### WHAT THE EXERCISE ASKS
Give an exact copy of every line, leaving images out.

========

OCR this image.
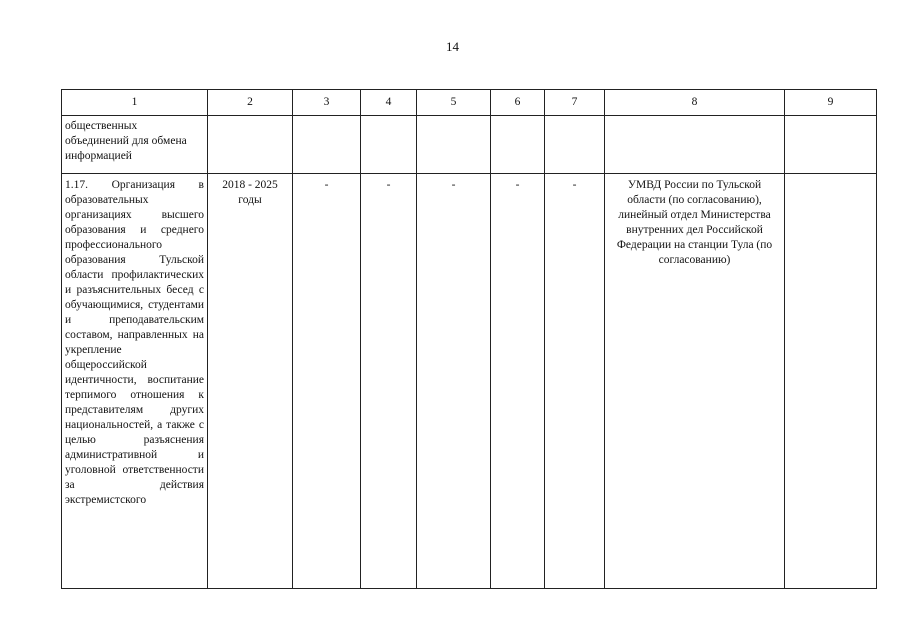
14
1	2	3	4	5	6	7	8	9
общественных объединений для обмена информацией								
1.17. Организация в образовательных организациях высшего образования и среднего профессионального образования Тульской области профилактических и разъяснительных бесед с обучающимися, студентами и преподавательским составом, направленных на укрепление общероссийской идентичности, воспитание терпимого отношения к представителям других национальностей, а также с целью разъяснения административной и уголовной ответственности за действия экстремистского	2018 - 2025 годы	-	-	-	-	-	УМВД России по Тульской области (по согласованию), линейный отдел Министерства внутренних дел Российской Федерации на станции Тула (по согласованию)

========

### PROBLEM SOLUTION
OCR this image.
14
1	2	3	4	5	6	7	8	9
общественных объединений для обмена информацией								
1.17. Организация в образовательных организациях высшего образования и среднего профессионального образования Тульской области профилактических и разъяснительных бесед с обучающимися, студентами и преподавательским составом, направленных на укрепление общероссийской идентичности, воспитание терпимого отношения к представителям других национальностей, а также с целью разъяснения административной и уголовной ответственности за действия экстремистского	2018 - 2025 годы	-	-	-	-	-	УМВД России по Тульской области (по согласованию), линейный отдел Министерства внутренних дел Российской Федерации на станции Тула (по согласованию)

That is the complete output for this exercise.